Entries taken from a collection
......
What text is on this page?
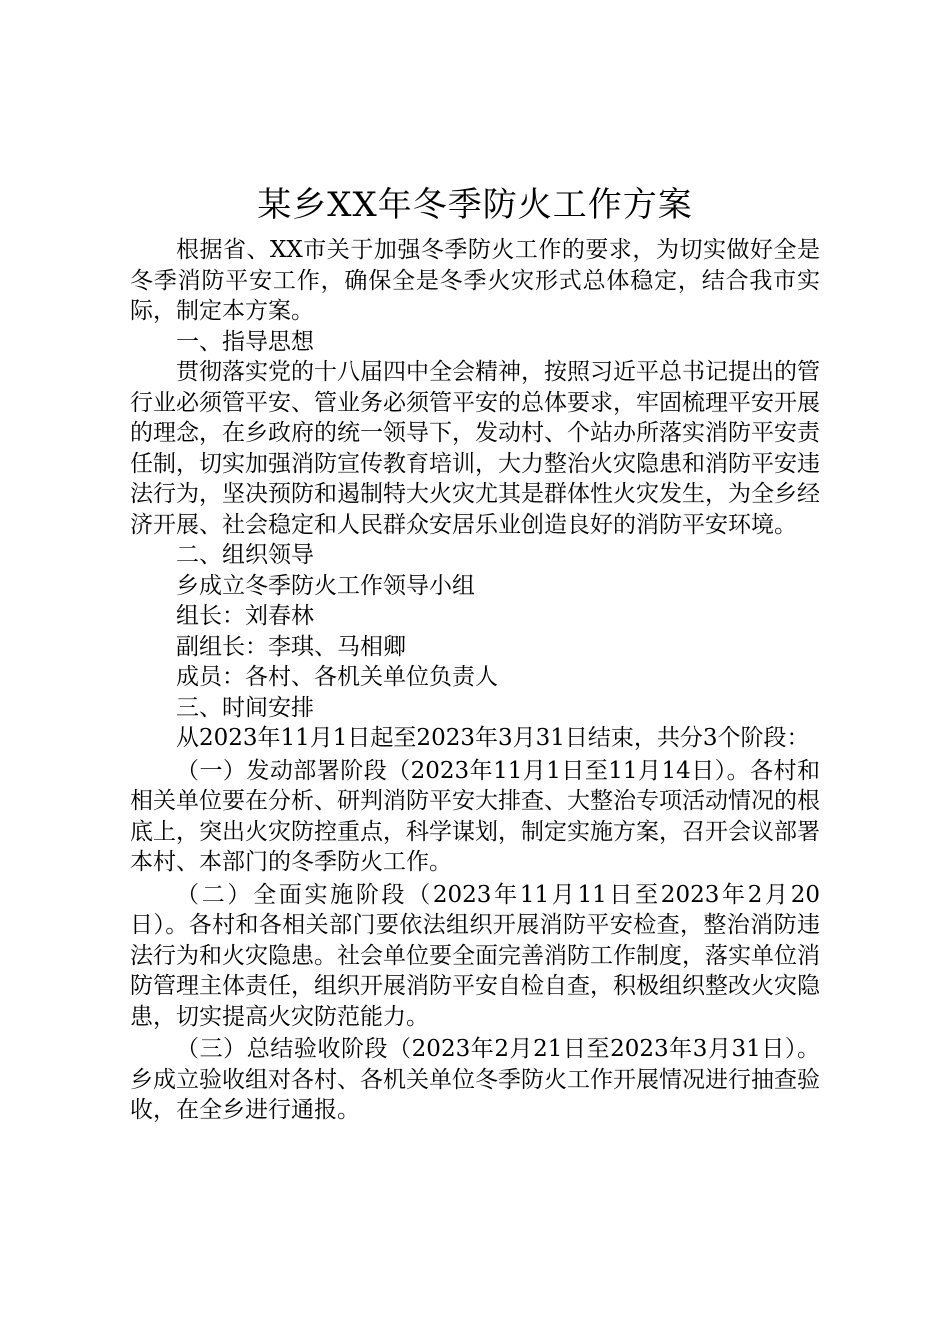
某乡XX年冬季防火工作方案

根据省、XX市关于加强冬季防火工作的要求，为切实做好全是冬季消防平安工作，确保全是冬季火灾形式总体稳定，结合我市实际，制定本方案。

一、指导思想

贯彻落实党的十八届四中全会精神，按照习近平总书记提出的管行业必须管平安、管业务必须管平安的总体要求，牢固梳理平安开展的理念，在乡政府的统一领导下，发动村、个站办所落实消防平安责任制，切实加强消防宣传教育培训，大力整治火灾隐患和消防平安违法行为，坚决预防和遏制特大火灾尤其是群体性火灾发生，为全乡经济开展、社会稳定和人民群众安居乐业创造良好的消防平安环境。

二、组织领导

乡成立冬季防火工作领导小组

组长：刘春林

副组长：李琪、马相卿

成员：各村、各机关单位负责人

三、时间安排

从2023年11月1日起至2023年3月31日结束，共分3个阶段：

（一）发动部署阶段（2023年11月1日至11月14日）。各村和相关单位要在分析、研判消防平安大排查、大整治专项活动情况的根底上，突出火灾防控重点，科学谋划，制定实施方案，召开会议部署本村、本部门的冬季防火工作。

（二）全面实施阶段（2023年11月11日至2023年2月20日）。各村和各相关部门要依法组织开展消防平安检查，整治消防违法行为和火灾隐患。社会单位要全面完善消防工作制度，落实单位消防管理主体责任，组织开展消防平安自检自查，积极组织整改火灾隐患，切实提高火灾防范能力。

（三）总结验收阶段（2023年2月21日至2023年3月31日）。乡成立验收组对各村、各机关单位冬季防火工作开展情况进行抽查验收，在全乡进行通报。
......
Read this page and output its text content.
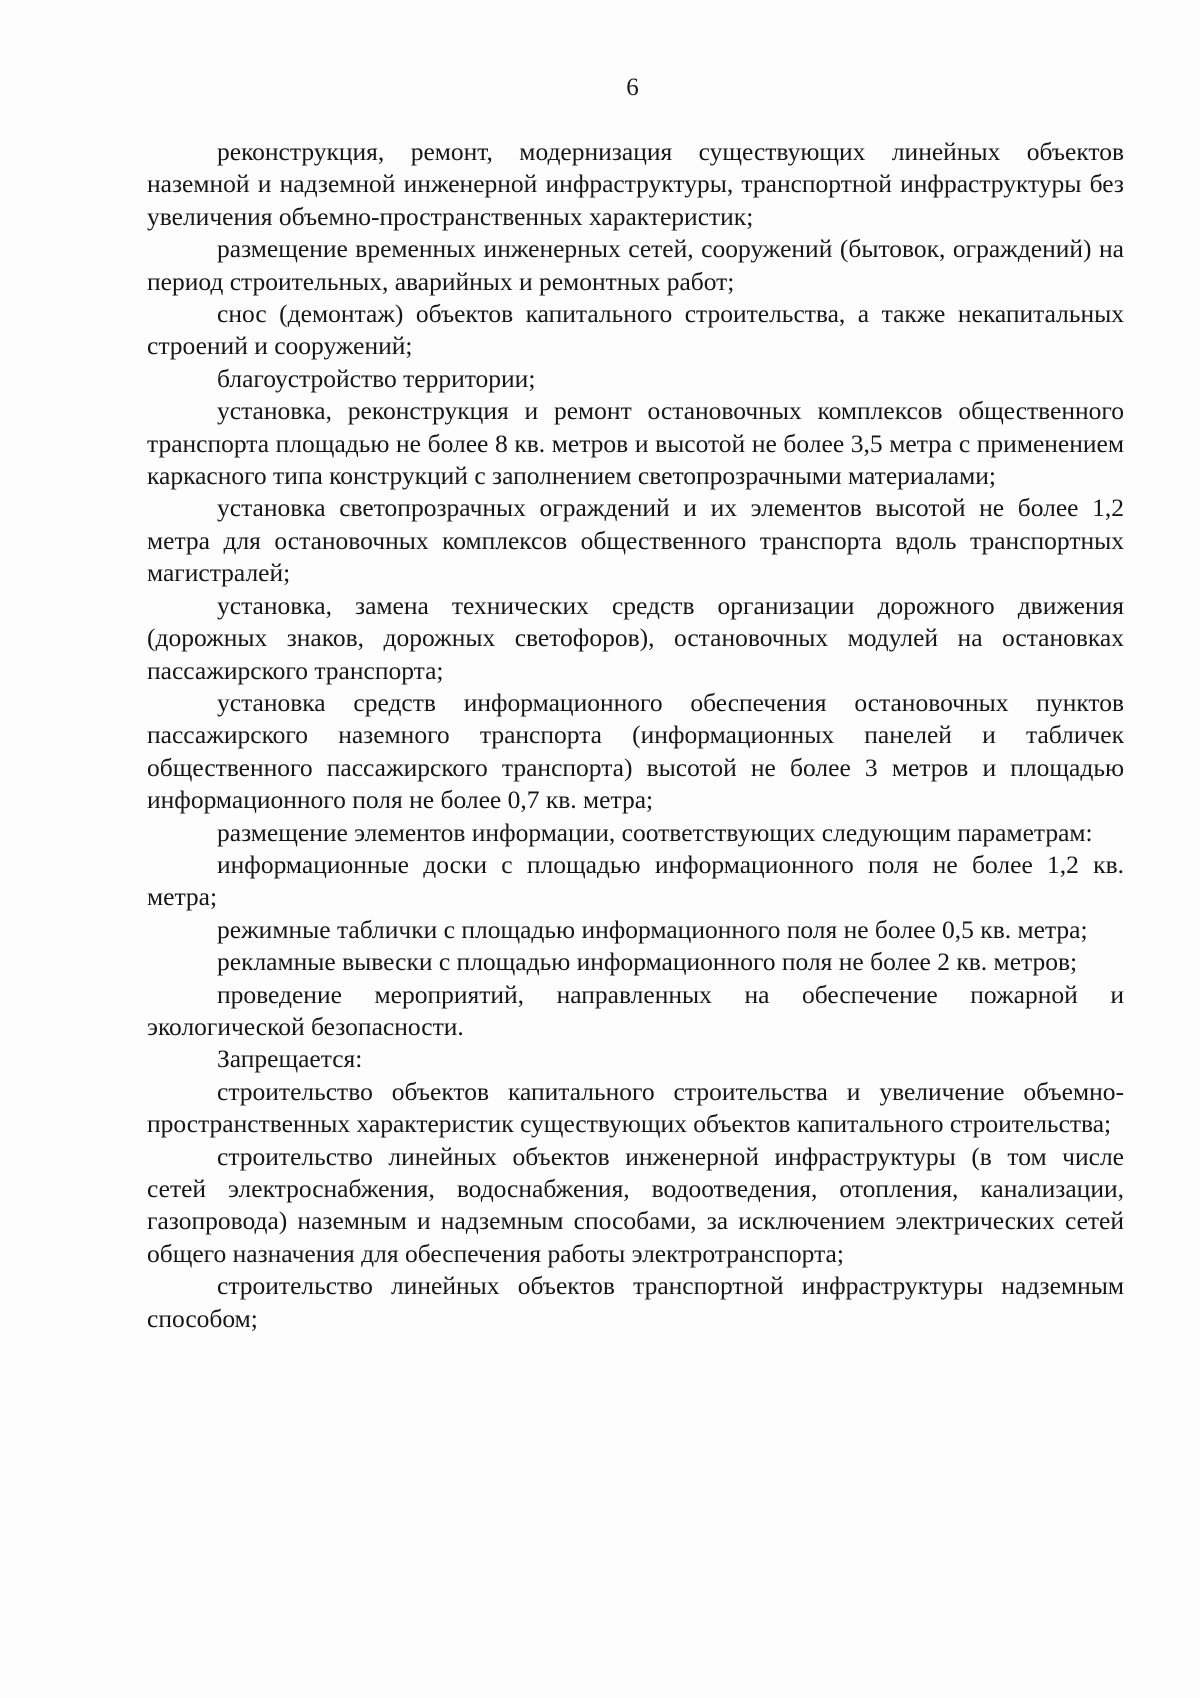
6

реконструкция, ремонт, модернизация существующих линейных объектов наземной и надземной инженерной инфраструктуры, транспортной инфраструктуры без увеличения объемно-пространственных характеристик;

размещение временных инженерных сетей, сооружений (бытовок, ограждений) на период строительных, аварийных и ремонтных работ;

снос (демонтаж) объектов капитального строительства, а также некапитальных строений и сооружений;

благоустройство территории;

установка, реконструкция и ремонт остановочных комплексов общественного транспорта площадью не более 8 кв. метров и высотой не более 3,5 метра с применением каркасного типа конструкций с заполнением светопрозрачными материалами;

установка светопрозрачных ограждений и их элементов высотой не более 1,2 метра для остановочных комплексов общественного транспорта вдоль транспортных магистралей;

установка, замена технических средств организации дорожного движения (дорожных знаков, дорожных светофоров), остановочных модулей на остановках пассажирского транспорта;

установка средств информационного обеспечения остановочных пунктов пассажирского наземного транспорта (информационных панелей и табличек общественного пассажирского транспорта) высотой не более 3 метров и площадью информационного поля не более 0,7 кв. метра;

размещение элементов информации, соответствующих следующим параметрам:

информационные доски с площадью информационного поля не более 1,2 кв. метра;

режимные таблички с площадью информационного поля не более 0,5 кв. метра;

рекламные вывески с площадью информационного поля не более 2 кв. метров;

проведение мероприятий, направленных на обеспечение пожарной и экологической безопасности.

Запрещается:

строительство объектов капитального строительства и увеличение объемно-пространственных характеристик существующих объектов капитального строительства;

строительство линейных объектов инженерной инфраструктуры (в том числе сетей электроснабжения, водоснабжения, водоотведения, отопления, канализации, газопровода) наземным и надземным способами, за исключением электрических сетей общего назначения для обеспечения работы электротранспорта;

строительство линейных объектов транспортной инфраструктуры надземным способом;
......
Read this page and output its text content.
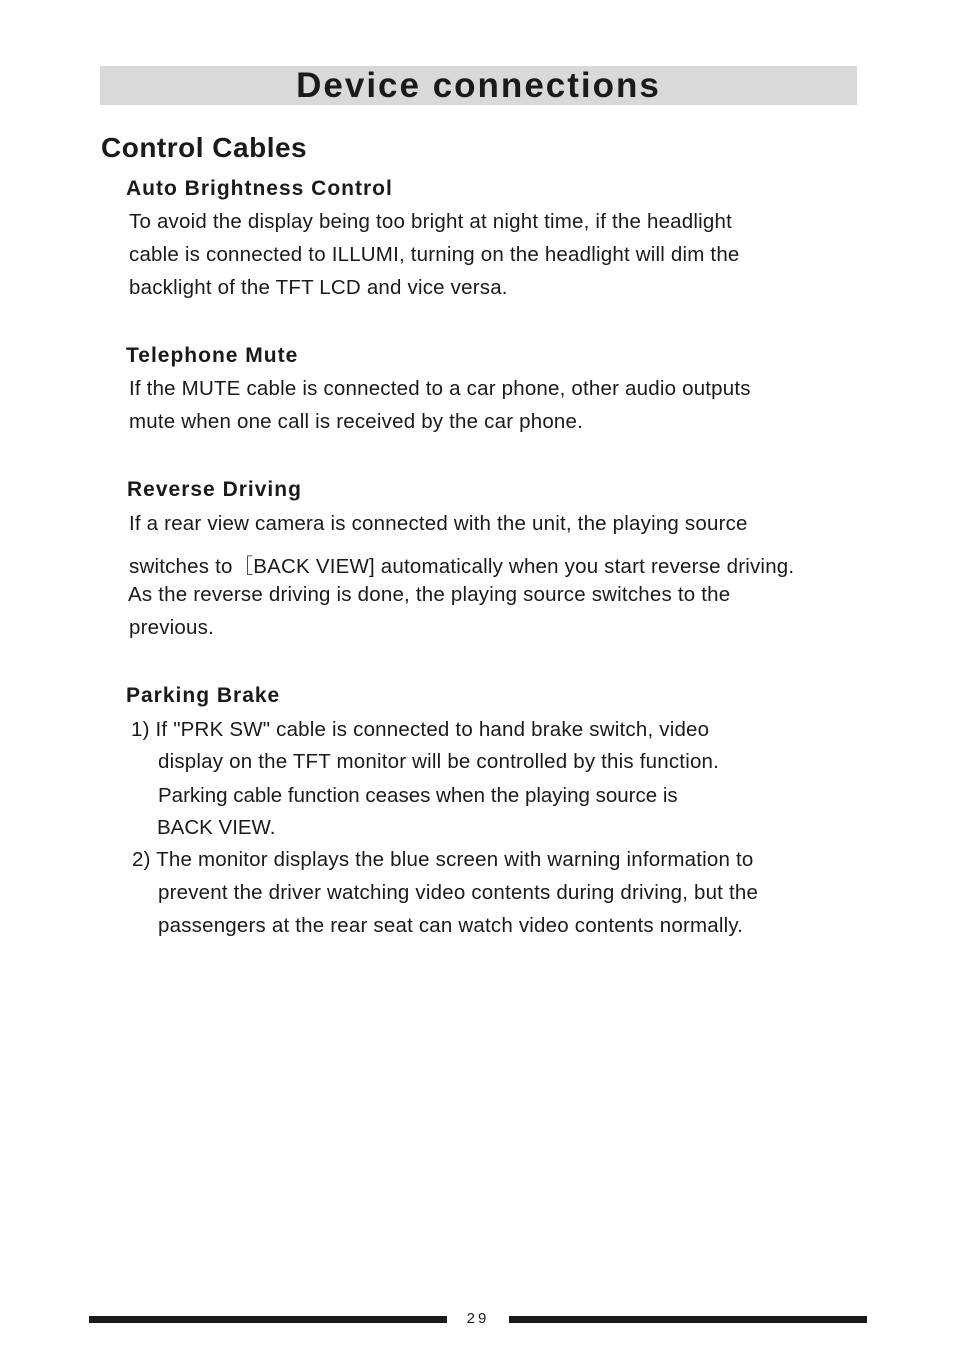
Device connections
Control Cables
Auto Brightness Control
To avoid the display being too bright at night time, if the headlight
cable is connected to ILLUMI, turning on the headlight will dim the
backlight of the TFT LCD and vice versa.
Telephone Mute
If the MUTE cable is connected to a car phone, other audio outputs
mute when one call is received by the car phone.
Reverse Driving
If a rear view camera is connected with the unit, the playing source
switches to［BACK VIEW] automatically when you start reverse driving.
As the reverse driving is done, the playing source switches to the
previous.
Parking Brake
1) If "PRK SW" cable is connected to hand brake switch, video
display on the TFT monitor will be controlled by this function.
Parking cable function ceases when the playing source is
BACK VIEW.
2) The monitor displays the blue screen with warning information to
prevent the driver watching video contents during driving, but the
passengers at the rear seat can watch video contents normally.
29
......
TASK TO CARRY OUT:
Give only the number of lines above that hold the string "капитального".

CORRECT RESULT:
2